DATA ROWS:
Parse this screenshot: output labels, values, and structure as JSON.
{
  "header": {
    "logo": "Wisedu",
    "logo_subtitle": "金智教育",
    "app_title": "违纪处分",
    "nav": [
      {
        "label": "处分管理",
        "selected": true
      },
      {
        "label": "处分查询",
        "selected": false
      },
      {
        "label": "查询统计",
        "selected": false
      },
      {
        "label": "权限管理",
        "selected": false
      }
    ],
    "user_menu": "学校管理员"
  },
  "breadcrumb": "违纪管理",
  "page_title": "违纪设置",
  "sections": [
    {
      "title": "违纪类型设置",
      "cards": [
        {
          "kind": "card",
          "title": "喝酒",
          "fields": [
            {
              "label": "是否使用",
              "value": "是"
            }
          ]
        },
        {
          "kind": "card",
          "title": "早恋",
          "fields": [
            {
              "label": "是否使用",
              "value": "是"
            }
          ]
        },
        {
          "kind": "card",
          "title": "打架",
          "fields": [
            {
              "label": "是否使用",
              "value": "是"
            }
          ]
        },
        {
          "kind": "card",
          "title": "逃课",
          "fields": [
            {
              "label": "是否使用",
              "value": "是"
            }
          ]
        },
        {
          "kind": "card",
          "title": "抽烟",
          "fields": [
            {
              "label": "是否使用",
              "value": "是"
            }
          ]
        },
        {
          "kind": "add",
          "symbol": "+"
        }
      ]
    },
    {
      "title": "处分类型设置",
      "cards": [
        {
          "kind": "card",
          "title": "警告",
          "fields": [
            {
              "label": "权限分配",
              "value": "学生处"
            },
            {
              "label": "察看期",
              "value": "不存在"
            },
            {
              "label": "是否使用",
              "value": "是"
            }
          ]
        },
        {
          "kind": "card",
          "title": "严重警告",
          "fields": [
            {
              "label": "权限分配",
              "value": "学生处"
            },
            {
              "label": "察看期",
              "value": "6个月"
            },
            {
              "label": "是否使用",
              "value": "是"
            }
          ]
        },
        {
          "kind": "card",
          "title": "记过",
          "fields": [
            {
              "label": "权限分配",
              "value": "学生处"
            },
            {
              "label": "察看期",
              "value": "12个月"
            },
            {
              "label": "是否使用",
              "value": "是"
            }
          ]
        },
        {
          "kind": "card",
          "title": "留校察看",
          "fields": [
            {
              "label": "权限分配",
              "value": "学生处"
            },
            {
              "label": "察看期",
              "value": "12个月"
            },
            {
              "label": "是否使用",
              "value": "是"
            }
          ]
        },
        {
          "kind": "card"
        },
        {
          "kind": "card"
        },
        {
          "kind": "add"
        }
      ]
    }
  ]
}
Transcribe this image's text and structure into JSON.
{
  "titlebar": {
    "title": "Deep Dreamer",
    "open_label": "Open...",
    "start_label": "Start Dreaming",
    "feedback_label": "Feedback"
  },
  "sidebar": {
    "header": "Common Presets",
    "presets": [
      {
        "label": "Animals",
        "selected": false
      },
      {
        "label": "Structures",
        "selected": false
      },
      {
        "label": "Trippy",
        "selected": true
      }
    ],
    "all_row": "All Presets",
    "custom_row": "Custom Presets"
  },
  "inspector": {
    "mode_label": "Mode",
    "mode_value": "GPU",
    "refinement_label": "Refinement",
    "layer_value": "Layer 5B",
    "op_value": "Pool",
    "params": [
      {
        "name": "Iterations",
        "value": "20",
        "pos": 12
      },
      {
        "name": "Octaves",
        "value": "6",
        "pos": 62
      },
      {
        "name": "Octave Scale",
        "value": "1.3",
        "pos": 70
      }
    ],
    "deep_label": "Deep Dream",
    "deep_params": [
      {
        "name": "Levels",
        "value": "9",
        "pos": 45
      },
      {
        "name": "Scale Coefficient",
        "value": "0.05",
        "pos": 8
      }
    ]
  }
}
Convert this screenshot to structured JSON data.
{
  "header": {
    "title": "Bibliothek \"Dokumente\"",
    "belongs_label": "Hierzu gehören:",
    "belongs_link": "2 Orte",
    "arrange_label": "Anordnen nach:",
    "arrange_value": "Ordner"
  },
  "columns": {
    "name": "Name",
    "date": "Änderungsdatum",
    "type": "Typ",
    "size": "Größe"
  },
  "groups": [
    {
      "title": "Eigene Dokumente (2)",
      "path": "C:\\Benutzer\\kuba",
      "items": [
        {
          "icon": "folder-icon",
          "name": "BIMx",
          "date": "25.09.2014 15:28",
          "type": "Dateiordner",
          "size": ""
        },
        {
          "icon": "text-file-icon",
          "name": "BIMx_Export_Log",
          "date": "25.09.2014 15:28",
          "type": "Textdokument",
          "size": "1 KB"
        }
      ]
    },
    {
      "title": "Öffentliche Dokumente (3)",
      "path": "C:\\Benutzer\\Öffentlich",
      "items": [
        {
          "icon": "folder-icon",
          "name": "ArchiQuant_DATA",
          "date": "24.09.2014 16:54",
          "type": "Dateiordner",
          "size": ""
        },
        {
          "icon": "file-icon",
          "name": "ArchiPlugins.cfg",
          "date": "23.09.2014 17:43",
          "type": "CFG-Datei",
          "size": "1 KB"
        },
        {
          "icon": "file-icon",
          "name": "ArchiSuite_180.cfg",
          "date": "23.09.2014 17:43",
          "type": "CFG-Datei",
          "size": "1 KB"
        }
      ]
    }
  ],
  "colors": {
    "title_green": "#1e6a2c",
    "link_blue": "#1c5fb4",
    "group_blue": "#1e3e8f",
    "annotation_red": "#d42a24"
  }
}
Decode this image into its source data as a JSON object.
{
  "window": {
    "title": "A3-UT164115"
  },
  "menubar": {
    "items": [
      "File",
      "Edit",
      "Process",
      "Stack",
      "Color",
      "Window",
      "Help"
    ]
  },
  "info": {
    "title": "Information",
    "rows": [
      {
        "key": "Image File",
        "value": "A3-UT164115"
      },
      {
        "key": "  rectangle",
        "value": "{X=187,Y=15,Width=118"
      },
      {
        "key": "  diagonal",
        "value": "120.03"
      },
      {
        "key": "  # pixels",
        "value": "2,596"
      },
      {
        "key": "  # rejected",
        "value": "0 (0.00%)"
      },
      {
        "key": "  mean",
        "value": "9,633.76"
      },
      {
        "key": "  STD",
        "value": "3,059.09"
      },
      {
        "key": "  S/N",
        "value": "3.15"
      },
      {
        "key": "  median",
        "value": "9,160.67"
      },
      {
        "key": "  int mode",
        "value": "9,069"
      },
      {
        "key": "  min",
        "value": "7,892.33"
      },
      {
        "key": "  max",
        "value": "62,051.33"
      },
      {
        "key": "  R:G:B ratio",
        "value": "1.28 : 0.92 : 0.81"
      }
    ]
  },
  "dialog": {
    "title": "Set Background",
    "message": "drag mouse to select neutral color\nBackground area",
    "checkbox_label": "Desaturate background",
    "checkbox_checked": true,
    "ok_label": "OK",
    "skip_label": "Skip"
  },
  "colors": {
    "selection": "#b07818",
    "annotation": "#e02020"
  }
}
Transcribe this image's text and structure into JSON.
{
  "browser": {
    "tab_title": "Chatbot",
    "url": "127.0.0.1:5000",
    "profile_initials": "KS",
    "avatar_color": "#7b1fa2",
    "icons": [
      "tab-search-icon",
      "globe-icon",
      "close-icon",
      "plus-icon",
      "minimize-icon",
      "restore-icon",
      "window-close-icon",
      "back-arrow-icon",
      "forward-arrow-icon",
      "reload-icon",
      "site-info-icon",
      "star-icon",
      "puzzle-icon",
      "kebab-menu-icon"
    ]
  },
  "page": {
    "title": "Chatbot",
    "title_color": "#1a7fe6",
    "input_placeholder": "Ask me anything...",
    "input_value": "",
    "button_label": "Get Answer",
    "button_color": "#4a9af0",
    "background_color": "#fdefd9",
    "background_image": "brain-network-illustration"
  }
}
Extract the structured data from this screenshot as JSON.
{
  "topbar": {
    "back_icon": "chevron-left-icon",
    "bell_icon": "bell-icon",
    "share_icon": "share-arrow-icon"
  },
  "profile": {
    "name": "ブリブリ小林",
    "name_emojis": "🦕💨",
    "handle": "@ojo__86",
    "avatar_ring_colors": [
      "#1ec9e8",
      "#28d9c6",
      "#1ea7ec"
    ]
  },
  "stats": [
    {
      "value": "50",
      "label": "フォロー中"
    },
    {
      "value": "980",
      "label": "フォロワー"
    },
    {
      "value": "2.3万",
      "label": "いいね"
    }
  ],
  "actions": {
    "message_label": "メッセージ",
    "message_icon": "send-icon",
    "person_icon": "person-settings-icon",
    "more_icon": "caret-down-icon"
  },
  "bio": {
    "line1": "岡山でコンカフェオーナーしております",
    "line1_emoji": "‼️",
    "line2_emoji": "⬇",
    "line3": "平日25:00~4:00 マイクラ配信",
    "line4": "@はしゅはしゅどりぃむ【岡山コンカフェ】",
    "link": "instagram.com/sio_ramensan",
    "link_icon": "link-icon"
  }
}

REQUIREMENT:
Above is a listing; report how many of its lines include the word "screenshot", giving the number only.

WRITTEN SOLUTION:
3